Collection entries
————————

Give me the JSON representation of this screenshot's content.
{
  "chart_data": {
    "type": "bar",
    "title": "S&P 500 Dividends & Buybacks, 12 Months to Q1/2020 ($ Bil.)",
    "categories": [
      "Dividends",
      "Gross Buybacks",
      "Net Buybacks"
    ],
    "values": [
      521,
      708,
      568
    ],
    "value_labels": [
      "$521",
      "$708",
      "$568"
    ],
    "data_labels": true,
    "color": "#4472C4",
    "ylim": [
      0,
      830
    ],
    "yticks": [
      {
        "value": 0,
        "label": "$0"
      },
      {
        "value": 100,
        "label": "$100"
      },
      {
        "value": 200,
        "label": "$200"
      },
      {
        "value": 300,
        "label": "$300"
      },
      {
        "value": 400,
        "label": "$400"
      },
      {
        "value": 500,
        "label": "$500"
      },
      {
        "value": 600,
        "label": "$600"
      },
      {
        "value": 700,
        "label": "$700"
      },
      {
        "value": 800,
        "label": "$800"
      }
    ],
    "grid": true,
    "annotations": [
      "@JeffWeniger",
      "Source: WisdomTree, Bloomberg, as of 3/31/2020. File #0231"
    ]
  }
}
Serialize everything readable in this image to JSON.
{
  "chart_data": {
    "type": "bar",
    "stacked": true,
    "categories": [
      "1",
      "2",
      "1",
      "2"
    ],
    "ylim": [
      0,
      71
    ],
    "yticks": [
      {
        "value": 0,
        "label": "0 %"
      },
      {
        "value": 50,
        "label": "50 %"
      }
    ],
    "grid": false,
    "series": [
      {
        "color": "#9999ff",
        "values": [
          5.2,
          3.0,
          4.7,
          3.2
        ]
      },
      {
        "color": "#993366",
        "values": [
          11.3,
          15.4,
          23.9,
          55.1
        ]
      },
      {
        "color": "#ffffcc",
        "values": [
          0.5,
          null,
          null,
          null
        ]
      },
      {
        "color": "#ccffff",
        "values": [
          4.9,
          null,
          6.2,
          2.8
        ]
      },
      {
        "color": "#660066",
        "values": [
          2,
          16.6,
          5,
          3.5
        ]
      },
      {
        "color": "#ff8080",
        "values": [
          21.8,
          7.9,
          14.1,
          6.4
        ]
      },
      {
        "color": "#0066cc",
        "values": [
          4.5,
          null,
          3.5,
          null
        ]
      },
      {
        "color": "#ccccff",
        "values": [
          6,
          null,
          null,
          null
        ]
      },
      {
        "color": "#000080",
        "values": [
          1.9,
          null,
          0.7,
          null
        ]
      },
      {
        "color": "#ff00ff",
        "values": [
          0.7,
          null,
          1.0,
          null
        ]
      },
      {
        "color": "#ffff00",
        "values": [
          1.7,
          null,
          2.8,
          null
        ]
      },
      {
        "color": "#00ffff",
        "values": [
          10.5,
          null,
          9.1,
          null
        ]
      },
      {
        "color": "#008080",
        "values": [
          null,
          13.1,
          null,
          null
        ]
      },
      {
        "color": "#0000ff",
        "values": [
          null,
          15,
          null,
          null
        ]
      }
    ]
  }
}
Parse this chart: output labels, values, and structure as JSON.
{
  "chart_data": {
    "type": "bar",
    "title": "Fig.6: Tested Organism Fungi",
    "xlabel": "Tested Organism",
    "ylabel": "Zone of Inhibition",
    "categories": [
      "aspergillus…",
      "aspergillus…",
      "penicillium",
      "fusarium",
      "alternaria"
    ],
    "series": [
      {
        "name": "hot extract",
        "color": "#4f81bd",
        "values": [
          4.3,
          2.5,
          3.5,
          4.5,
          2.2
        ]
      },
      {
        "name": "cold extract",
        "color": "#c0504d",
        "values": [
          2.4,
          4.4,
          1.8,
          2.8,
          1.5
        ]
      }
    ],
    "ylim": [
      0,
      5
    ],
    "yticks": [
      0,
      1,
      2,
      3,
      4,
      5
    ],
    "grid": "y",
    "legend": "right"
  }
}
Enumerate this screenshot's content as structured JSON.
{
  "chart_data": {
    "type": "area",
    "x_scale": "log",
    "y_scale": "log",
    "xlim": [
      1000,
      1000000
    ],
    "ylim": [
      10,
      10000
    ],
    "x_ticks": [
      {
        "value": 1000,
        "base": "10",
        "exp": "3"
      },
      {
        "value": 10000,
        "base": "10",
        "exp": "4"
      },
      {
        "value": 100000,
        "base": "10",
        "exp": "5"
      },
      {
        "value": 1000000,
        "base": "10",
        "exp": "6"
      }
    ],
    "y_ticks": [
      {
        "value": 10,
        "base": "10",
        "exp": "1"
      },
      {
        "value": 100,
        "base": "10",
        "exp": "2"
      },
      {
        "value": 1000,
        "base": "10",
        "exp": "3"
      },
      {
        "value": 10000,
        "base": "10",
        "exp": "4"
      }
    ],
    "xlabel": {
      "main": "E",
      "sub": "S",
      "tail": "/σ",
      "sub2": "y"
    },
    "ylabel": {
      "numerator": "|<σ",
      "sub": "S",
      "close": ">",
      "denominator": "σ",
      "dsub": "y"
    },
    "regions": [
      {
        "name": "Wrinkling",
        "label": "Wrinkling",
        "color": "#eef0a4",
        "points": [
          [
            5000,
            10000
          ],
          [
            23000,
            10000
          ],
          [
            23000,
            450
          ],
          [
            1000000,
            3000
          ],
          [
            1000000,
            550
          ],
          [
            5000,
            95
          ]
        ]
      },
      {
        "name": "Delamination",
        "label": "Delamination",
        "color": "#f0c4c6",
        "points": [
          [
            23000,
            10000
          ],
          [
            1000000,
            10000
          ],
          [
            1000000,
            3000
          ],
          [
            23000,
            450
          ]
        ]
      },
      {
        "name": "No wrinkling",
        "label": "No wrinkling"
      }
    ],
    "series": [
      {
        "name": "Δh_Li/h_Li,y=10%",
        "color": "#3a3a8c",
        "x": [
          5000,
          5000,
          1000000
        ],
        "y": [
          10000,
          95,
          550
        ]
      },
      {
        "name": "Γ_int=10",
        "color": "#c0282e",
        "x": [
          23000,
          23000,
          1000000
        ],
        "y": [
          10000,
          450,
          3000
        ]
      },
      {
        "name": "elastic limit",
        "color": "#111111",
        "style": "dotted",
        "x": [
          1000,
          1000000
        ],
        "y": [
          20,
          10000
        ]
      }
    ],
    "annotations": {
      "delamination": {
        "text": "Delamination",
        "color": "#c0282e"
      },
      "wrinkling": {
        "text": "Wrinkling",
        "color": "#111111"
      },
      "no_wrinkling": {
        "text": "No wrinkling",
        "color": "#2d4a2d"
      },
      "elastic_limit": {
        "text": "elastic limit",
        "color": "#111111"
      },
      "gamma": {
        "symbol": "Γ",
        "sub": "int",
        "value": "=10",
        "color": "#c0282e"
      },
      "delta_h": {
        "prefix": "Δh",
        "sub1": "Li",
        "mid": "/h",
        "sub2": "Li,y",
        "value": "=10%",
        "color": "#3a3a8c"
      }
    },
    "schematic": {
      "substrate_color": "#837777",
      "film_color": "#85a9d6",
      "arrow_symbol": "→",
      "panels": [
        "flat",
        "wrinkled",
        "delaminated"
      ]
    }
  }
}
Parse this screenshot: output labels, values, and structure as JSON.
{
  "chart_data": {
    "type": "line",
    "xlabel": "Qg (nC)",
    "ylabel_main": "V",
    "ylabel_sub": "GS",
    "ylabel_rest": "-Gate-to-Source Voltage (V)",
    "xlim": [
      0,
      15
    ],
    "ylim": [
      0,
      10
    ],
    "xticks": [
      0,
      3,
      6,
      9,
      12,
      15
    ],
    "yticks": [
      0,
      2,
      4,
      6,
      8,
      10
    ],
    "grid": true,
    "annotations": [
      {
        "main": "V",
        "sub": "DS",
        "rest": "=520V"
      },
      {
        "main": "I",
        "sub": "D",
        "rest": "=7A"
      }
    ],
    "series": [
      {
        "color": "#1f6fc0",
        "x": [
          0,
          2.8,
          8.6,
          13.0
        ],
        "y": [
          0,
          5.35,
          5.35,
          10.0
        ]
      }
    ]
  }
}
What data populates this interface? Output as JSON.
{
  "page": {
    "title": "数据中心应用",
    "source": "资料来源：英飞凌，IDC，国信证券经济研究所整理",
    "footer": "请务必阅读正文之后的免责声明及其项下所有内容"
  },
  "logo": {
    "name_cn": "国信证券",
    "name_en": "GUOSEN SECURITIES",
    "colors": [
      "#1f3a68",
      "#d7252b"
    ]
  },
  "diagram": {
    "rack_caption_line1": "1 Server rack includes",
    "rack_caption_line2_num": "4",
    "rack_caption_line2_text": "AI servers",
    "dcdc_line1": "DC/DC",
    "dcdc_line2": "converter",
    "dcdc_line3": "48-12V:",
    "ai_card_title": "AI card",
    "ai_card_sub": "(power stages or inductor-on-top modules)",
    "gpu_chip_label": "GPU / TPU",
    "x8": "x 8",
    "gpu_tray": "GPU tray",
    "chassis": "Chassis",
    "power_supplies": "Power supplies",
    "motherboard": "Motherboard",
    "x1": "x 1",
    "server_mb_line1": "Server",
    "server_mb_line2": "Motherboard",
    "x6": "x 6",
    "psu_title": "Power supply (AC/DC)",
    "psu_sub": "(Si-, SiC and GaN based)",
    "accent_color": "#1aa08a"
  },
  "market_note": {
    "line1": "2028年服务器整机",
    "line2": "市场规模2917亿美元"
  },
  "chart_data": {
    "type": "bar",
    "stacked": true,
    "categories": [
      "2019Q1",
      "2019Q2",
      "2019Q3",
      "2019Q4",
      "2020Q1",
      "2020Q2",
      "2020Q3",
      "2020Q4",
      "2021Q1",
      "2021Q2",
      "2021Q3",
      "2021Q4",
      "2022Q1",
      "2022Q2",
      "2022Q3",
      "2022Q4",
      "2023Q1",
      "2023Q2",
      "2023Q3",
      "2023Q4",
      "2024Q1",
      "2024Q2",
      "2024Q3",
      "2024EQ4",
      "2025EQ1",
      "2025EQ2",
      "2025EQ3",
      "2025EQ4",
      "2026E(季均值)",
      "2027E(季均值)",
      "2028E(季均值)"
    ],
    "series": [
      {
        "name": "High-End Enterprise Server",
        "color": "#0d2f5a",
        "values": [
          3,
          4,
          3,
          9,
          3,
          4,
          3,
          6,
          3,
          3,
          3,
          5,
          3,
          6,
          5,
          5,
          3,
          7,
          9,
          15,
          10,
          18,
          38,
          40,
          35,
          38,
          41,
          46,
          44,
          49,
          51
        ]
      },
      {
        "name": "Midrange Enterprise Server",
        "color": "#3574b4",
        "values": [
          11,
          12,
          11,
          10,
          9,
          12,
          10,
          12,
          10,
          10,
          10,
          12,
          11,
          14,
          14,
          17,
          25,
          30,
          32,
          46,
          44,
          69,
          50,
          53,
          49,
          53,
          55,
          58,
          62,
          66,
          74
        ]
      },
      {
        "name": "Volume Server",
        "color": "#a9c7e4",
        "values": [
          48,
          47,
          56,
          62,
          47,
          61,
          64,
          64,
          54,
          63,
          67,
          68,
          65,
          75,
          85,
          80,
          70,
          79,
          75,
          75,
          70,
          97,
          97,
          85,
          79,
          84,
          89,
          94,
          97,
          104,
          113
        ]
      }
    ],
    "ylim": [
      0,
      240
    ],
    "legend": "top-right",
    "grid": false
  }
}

————————

From the entries above, copy out every line where the string "content" appears.

Give me the JSON representation of this screenshot's content.
Enumerate this screenshot's content as structured JSON.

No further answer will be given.